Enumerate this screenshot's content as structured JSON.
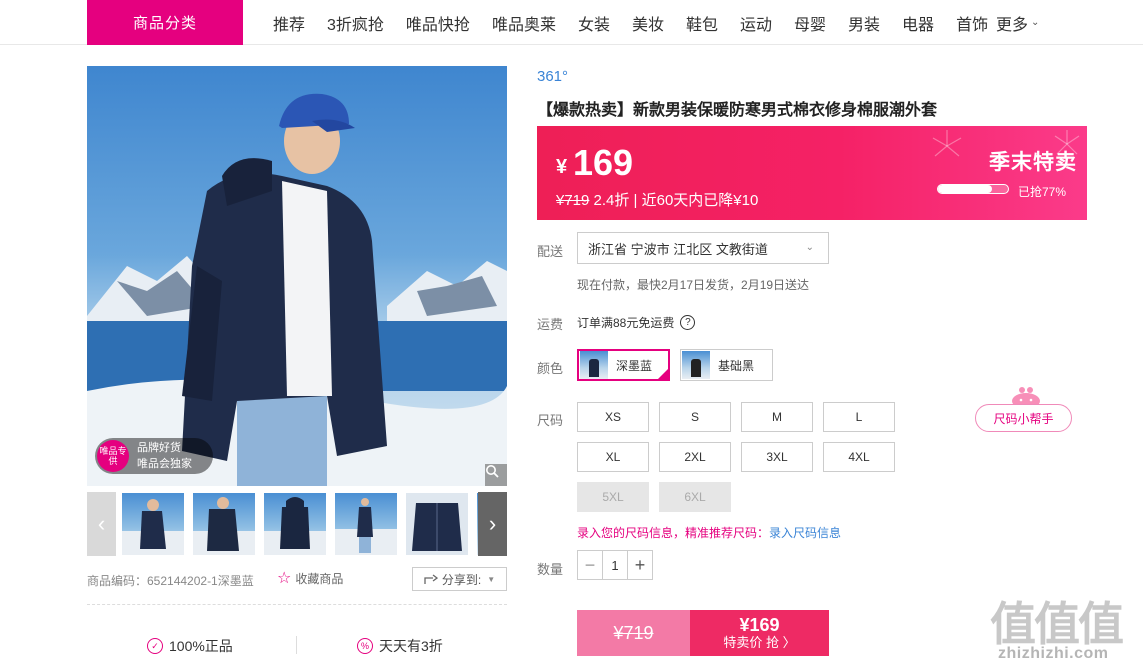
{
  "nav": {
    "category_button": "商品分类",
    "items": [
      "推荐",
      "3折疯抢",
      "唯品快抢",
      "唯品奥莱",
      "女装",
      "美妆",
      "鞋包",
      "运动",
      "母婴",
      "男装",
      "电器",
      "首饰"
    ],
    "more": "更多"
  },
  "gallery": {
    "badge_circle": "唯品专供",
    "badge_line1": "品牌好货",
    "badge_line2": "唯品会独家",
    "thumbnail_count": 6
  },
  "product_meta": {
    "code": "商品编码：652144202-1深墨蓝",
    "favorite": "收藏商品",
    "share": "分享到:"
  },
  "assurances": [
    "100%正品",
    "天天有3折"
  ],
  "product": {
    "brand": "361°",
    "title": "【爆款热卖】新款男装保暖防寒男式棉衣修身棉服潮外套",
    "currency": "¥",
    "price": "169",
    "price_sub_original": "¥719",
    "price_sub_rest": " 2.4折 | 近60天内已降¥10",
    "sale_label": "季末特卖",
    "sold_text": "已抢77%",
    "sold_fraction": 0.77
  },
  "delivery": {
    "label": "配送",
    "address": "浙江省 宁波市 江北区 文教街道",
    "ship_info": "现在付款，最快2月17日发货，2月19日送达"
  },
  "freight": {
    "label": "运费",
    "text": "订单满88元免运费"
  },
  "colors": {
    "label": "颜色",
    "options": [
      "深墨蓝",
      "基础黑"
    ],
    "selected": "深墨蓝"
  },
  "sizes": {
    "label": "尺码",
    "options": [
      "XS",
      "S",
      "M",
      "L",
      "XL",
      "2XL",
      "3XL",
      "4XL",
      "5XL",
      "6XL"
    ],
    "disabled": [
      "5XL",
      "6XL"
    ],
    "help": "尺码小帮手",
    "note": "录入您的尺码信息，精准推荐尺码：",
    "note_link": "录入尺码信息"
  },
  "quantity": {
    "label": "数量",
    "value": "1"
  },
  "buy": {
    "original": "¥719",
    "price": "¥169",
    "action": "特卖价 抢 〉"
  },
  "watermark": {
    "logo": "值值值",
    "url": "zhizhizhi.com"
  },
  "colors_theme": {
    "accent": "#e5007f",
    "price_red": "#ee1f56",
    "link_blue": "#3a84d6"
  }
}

------

● **Written exercise**: Reproduce each line of the records exactly, and omit every picture.

● **Solved exercise**:
Enumerate this screenshot's content as structured JSON.
{
  "nav": {
    "category_button": "商品分类",
    "items": [
      "推荐",
      "3折疯抢",
      "唯品快抢",
      "唯品奥莱",
      "女装",
      "美妆",
      "鞋包",
      "运动",
      "母婴",
      "男装",
      "电器",
      "首饰"
    ],
    "more": "更多"
  },
  "gallery": {
    "badge_circle": "唯品专供",
    "badge_line1": "品牌好货",
    "badge_line2": "唯品会独家",
    "thumbnail_count": 6
  },
  "product_meta": {
    "code": "商品编码：652144202-1深墨蓝",
    "favorite": "收藏商品",
    "share": "分享到:"
  },
  "assurances": [
    "100%正品",
    "天天有3折"
  ],
  "product": {
    "brand": "361°",
    "title": "【爆款热卖】新款男装保暖防寒男式棉衣修身棉服潮外套",
    "currency": "¥",
    "price": "169",
    "price_sub_original": "¥719",
    "price_sub_rest": " 2.4折 | 近60天内已降¥10",
    "sale_label": "季末特卖",
    "sold_text": "已抢77%",
    "sold_fraction": 0.77
  },
  "delivery": {
    "label": "配送",
    "address": "浙江省 宁波市 江北区 文教街道",
    "ship_info": "现在付款，最快2月17日发货，2月19日送达"
  },
  "freight": {
    "label": "运费",
    "text": "订单满88元免运费"
  },
  "colors": {
    "label": "颜色",
    "options": [
      "深墨蓝",
      "基础黑"
    ],
    "selected": "深墨蓝"
  },
  "sizes": {
    "label": "尺码",
    "options": [
      "XS",
      "S",
      "M",
      "L",
      "XL",
      "2XL",
      "3XL",
      "4XL",
      "5XL",
      "6XL"
    ],
    "disabled": [
      "5XL",
      "6XL"
    ],
    "help": "尺码小帮手",
    "note": "录入您的尺码信息，精准推荐尺码：",
    "note_link": "录入尺码信息"
  },
  "quantity": {
    "label": "数量",
    "value": "1"
  },
  "buy": {
    "original": "¥719",
    "price": "¥169",
    "action": "特卖价 抢 〉"
  },
  "watermark": {
    "logo": "值值值",
    "url": "zhizhizhi.com"
  },
  "colors_theme": {
    "accent": "#e5007f",
    "price_red": "#ee1f56",
    "link_blue": "#3a84d6"
  }
}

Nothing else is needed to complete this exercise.